_Required work:_ Copy out word for word the lines from the one containing "nav-people[interactable]: People xyxy=(280,9,310,21)" to the one containing "list-item[interactable]: 6 MAR", both of those lines included.

_Raw records:_
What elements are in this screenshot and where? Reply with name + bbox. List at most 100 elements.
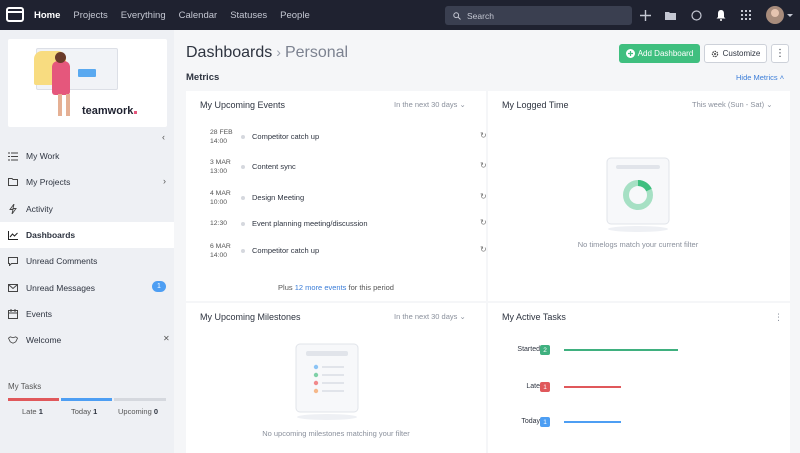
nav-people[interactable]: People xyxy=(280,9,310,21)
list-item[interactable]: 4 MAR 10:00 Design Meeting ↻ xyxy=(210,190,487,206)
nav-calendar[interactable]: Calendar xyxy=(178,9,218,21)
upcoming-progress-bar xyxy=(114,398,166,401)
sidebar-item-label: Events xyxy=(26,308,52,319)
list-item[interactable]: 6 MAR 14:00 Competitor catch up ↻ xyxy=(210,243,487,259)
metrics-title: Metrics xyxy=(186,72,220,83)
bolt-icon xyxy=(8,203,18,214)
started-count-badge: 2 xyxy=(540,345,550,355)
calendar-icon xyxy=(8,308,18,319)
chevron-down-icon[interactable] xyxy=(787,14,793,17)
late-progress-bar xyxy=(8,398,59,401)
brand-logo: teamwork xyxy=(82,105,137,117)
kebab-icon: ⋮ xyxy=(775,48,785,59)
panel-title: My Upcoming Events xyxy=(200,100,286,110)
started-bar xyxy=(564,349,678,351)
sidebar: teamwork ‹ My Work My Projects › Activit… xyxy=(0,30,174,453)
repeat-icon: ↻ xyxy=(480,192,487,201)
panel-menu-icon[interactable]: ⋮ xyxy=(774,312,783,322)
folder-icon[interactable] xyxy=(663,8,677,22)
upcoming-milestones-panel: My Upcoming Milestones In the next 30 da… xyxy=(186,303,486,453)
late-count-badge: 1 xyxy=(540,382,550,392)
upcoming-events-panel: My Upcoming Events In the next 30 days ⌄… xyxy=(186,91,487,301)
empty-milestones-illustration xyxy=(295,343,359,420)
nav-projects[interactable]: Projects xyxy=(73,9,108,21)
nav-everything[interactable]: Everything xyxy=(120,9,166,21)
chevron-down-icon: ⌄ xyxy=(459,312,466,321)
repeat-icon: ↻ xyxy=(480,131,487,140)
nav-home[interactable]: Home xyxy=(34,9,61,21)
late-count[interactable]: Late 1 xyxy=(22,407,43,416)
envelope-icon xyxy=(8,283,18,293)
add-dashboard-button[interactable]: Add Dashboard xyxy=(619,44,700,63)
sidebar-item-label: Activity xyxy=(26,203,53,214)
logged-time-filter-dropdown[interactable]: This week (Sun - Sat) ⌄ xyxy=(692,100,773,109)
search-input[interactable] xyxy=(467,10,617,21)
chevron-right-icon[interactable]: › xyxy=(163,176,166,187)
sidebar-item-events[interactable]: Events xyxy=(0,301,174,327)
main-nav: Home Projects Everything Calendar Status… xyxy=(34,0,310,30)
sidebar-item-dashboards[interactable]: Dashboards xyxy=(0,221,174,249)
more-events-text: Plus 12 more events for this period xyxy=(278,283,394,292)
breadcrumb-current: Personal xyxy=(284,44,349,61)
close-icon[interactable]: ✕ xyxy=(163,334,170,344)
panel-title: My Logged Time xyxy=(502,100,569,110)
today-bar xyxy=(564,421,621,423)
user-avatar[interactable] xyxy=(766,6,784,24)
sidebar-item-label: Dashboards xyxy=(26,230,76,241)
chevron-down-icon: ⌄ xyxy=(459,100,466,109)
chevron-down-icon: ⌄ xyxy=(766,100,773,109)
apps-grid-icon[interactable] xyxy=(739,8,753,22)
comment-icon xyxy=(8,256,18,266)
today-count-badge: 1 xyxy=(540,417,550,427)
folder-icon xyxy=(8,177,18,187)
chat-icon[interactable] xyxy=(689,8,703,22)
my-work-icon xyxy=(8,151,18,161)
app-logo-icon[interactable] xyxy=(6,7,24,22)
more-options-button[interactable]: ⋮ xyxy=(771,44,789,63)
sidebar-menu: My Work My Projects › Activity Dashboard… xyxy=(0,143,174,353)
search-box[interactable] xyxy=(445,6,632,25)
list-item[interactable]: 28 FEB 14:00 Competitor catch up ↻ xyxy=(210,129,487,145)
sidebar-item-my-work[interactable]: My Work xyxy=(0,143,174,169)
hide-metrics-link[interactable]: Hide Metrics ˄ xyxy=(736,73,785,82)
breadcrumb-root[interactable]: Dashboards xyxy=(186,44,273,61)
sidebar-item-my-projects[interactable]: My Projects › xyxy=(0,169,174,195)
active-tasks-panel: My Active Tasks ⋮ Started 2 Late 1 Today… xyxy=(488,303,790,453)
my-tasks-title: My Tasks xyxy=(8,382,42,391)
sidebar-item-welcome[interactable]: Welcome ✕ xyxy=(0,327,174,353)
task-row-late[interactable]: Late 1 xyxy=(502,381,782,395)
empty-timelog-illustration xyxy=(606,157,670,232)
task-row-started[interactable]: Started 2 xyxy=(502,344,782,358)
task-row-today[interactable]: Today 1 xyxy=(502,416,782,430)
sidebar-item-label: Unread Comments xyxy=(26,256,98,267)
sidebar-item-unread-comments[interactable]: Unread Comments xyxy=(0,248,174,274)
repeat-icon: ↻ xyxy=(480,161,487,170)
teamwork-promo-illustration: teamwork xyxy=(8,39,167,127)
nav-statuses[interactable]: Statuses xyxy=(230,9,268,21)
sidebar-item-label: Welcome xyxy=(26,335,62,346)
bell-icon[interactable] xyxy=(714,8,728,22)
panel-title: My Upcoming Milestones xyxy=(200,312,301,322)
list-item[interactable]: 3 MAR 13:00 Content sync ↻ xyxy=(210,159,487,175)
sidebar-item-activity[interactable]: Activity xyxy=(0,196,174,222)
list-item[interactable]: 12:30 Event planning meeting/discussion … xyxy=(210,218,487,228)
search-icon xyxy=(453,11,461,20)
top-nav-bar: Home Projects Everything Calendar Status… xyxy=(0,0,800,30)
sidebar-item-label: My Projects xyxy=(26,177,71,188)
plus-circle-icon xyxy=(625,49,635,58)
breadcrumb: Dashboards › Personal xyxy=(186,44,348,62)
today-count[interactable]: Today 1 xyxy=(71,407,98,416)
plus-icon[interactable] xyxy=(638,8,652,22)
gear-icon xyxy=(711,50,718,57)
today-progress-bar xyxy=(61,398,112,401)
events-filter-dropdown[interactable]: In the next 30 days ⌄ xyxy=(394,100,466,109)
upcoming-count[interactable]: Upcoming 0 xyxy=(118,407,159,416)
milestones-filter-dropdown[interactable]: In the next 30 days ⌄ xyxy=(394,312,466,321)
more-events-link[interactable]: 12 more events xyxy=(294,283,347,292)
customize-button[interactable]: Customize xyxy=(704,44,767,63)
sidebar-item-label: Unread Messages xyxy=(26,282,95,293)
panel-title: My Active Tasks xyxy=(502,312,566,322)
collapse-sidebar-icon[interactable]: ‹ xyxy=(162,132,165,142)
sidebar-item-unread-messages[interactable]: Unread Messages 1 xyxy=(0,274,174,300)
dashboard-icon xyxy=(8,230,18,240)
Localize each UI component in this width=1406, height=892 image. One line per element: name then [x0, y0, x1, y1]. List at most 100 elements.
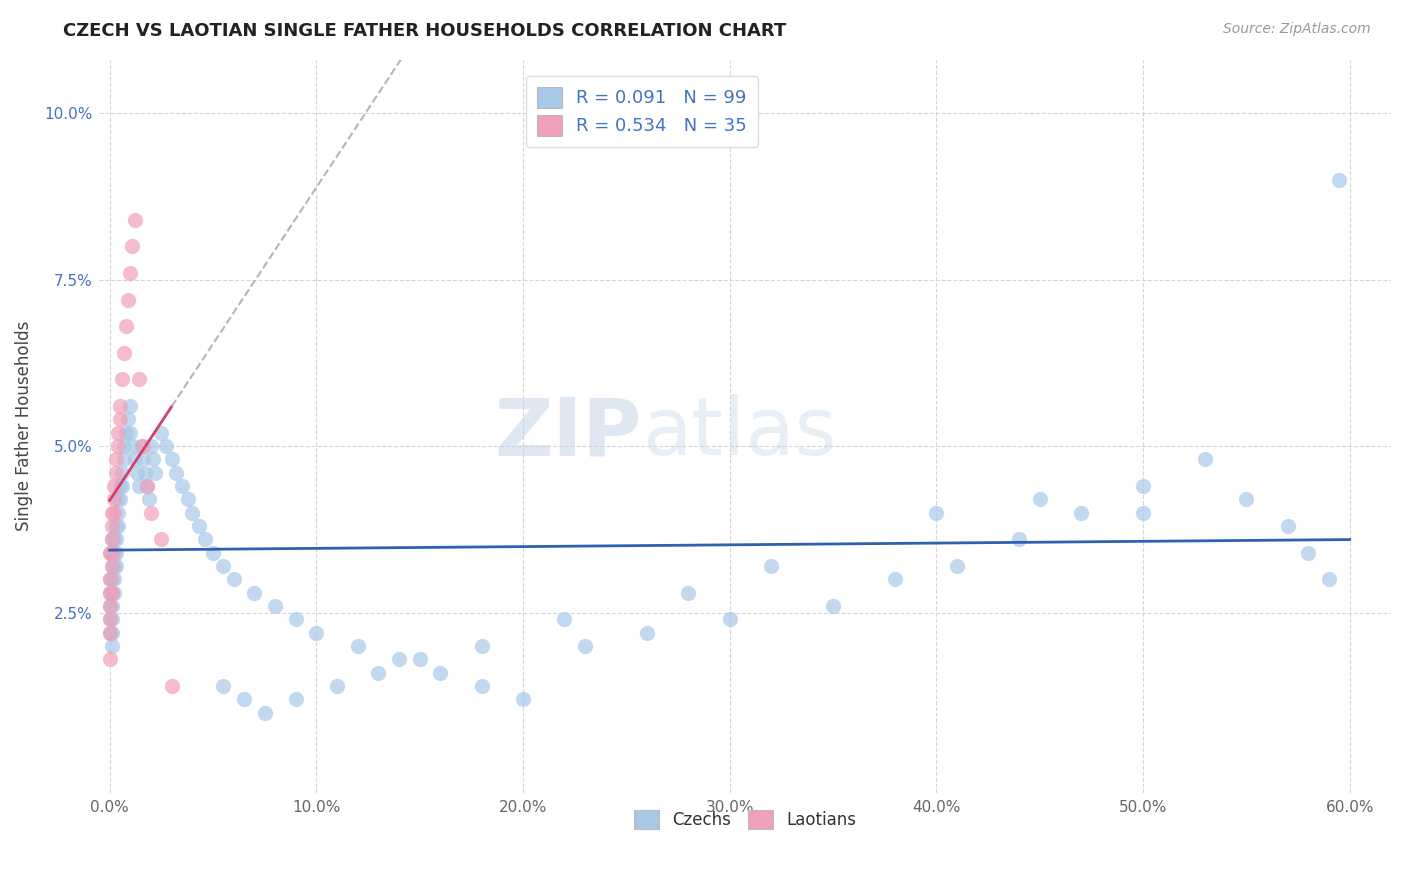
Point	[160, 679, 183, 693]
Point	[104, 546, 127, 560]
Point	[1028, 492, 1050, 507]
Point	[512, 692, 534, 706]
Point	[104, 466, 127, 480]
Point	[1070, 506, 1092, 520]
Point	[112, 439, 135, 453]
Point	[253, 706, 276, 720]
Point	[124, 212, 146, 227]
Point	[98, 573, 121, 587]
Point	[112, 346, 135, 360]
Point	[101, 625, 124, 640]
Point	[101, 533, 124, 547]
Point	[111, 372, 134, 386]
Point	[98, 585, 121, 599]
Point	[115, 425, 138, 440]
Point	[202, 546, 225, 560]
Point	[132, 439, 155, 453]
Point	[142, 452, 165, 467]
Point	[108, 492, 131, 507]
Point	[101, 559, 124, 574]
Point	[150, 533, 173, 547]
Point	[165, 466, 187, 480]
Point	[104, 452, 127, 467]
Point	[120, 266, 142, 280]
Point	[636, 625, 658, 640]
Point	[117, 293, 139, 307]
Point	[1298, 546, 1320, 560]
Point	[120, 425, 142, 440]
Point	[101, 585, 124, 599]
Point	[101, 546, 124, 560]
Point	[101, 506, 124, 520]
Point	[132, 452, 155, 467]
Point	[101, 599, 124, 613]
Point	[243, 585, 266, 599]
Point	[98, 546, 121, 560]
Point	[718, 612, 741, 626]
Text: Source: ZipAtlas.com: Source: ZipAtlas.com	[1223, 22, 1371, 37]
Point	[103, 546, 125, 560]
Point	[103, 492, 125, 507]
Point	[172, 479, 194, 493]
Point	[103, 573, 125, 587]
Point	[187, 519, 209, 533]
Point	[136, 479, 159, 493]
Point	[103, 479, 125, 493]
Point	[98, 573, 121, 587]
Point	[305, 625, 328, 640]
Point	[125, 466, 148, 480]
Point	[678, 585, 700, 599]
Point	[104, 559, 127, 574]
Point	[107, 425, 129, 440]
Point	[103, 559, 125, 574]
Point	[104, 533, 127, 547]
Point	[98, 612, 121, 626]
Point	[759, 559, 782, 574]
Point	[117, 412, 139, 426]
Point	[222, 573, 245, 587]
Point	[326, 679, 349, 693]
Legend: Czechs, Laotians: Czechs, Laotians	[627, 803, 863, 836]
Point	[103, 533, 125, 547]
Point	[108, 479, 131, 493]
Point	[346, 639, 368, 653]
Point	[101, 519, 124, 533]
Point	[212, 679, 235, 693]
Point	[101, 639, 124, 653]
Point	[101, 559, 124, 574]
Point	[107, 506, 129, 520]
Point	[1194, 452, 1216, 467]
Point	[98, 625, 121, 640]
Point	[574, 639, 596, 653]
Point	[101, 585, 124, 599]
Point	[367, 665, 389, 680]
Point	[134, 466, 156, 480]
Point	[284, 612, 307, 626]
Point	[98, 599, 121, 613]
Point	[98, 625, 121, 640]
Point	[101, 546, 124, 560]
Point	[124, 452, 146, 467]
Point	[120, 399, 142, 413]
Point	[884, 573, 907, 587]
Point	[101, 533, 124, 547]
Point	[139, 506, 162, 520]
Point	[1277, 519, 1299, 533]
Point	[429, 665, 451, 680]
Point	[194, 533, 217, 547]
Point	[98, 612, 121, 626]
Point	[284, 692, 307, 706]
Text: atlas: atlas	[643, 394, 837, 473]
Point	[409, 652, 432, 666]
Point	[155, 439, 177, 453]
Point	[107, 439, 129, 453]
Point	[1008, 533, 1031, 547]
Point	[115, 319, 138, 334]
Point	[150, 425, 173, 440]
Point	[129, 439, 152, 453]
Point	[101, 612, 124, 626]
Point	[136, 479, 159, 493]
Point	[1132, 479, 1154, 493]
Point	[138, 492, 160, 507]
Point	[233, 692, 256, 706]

_Finished task:_
nav-people[interactable]: People xyxy=(280,9,310,21)
list-item[interactable]: 4 MAR 10:00 Design Meeting ↻ xyxy=(210,190,487,206)
nav-calendar[interactable]: Calendar xyxy=(178,9,218,21)
upcoming-progress-bar xyxy=(114,398,166,401)
sidebar-item-label: Events xyxy=(26,308,52,319)
list-item[interactable]: 6 MAR 14:00 Competitor catch up ↻ xyxy=(210,243,487,259)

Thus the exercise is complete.